— Exercise task —
Quote all of the entries word for word.

>> Begin Record excerpts

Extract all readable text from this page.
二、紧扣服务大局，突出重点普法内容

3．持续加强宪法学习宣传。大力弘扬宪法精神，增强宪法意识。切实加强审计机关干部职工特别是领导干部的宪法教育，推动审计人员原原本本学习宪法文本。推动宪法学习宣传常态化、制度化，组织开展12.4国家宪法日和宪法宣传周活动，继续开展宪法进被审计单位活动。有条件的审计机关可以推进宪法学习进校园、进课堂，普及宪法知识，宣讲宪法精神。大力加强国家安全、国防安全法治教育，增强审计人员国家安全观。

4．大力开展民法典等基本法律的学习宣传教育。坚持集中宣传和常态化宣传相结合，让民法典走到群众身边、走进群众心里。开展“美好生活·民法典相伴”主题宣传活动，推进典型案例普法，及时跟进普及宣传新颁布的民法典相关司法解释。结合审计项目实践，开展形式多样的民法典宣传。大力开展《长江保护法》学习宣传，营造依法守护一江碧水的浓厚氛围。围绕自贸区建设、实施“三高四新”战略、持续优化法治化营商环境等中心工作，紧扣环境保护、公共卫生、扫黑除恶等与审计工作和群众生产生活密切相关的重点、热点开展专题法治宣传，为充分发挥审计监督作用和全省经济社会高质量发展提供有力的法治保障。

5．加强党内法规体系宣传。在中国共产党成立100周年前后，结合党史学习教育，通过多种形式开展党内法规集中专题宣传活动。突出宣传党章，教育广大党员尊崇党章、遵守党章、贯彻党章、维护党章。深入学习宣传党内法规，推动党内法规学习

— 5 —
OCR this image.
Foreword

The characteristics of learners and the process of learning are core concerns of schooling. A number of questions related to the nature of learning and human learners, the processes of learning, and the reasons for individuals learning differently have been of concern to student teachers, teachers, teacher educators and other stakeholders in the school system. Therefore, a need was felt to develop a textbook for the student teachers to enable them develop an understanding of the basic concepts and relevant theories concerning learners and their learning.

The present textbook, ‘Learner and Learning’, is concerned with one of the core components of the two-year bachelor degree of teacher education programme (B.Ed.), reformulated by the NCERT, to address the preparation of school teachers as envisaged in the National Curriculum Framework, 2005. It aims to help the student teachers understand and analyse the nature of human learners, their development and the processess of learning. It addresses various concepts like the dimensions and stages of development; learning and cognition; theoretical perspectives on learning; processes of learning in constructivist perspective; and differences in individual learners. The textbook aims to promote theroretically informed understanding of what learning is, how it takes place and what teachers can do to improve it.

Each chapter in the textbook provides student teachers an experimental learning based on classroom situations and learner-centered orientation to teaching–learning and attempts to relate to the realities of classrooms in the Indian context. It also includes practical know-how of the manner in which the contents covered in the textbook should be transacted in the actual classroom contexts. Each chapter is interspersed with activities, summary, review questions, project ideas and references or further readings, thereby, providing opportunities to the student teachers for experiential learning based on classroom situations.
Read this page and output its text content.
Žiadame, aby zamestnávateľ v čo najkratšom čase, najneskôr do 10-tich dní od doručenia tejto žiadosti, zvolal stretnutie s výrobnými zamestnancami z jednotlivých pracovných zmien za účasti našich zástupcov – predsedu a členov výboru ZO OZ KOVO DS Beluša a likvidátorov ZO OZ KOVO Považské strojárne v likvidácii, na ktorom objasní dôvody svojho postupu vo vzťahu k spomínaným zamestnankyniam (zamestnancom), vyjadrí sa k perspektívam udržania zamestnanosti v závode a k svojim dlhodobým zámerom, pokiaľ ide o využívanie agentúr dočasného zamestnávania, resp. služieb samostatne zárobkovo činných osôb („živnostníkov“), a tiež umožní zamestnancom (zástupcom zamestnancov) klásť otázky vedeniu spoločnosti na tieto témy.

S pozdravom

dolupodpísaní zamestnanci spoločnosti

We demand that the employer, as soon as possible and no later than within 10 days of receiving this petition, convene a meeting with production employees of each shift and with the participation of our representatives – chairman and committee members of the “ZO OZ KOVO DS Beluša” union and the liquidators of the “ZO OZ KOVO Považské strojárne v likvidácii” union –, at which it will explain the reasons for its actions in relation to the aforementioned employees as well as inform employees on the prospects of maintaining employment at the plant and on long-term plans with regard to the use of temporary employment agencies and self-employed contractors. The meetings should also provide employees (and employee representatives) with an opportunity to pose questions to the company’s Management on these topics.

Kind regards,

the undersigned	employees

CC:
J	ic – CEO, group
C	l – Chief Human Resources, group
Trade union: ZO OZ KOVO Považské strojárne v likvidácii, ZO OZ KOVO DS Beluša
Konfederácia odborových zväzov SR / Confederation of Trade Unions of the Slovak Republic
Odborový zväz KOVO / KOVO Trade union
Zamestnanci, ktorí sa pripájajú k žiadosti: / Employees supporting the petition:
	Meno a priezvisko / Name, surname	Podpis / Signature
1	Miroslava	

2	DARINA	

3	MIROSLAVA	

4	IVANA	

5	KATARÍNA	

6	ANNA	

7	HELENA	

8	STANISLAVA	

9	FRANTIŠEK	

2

>> End Record excerpts

— In response —
Extract all readable text from this page.
二、紧扣服务大局，突出重点普法内容

3．持续加强宪法学习宣传。大力弘扬宪法精神，增强宪法意识。切实加强审计机关干部职工特别是领导干部的宪法教育，推动审计人员原原本本学习宪法文本。推动宪法学习宣传常态化、制度化，组织开展12.4国家宪法日和宪法宣传周活动，继续开展宪法进被审计单位活动。有条件的审计机关可以推进宪法学习进校园、进课堂，普及宪法知识，宣讲宪法精神。大力加强国家安全、国防安全法治教育，增强审计人员国家安全观。

4．大力开展民法典等基本法律的学习宣传教育。坚持集中宣传和常态化宣传相结合，让民法典走到群众身边、走进群众心里。开展“美好生活·民法典相伴”主题宣传活动，推进典型案例普法，及时跟进普及宣传新颁布的民法典相关司法解释。结合审计项目实践，开展形式多样的民法典宣传。大力开展《长江保护法》学习宣传，营造依法守护一江碧水的浓厚氛围。围绕自贸区建设、实施“三高四新”战略、持续优化法治化营商环境等中心工作，紧扣环境保护、公共卫生、扫黑除恶等与审计工作和群众生产生活密切相关的重点、热点开展专题法治宣传，为充分发挥审计监督作用和全省经济社会高质量发展提供有力的法治保障。

5．加强党内法规体系宣传。在中国共产党成立100周年前后，结合党史学习教育，通过多种形式开展党内法规集中专题宣传活动。突出宣传党章，教育广大党员尊崇党章、遵守党章、贯彻党章、维护党章。深入学习宣传党内法规，推动党内法规学习

— 5 —
OCR this image.
Foreword

The characteristics of learners and the process of learning are core concerns of schooling. A number of questions related to the nature of learning and human learners, the processes of learning, and the reasons for individuals learning differently have been of concern to student teachers, teachers, teacher educators and other stakeholders in the school system. Therefore, a need was felt to develop a textbook for the student teachers to enable them develop an understanding of the basic concepts and relevant theories concerning learners and their learning.

The present textbook, ‘Learner and Learning’, is concerned with one of the core components of the two-year bachelor degree of teacher education programme (B.Ed.), reformulated by the NCERT, to address the preparation of school teachers as envisaged in the National Curriculum Framework, 2005. It aims to help the student teachers understand and analyse the nature of human learners, their development and the processess of learning. It addresses various concepts like the dimensions and stages of development; learning and cognition; theoretical perspectives on learning; processes of learning in constructivist perspective; and differences in individual learners. The textbook aims to promote theroretically informed understanding of what learning is, how it takes place and what teachers can do to improve it.

Each chapter in the textbook provides student teachers an experimental learning based on classroom situations and learner-centered orientation to teaching–learning and attempts to relate to the realities of classrooms in the Indian context. It also includes practical know-how of the manner in which the contents covered in the textbook should be transacted in the actual classroom contexts. Each chapter is interspersed with activities, summary, review questions, project ideas and references or further readings, thereby, providing opportunities to the student teachers for experiential learning based on classroom situations.
Read this page and output its text content.
Žiadame, aby zamestnávateľ v čo najkratšom čase, najneskôr do 10-tich dní od doručenia tejto žiadosti, zvolal stretnutie s výrobnými zamestnancami z jednotlivých pracovných zmien za účasti našich zástupcov – predsedu a členov výboru ZO OZ KOVO DS Beluša a likvidátorov ZO OZ KOVO Považské strojárne v likvidácii, na ktorom objasní dôvody svojho postupu vo vzťahu k spomínaným zamestnankyniam (zamestnancom), vyjadrí sa k perspektívam udržania zamestnanosti v závode a k svojim dlhodobým zámerom, pokiaľ ide o využívanie agentúr dočasného zamestnávania, resp. služieb samostatne zárobkovo činných osôb („živnostníkov“), a tiež umožní zamestnancom (zástupcom zamestnancov) klásť otázky vedeniu spoločnosti na tieto témy.

S pozdravom

dolupodpísaní zamestnanci spoločnosti

We demand that the employer, as soon as possible and no later than within 10 days of receiving this petition, convene a meeting with production employees of each shift and with the participation of our representatives – chairman and committee members of the “ZO OZ KOVO DS Beluša” union and the liquidators of the “ZO OZ KOVO Považské strojárne v likvidácii” union –, at which it will explain the reasons for its actions in relation to the aforementioned employees as well as inform employees on the prospects of maintaining employment at the plant and on long-term plans with regard to the use of temporary employment agencies and self-employed contractors. The meetings should also provide employees (and employee representatives) with an opportunity to pose questions to the company’s Management on these topics.

Kind regards,

the undersigned	employees

CC:
J	ic – CEO, group
C	l – Chief Human Resources, group
Trade union: ZO OZ KOVO Považské strojárne v likvidácii, ZO OZ KOVO DS Beluša
Konfederácia odborových zväzov SR / Confederation of Trade Unions of the Slovak Republic
Odborový zväz KOVO / KOVO Trade union
Zamestnanci, ktorí sa pripájajú k žiadosti: / Employees supporting the petition:
	Meno a priezvisko / Name, surname	Podpis / Signature
1	Miroslava	

2	DARINA	

3	MIROSLAVA	

4	IVANA	

5	KATARÍNA	

6	ANNA	

7	HELENA	

8	STANISLAVA	

9	FRANTIŠEK	

2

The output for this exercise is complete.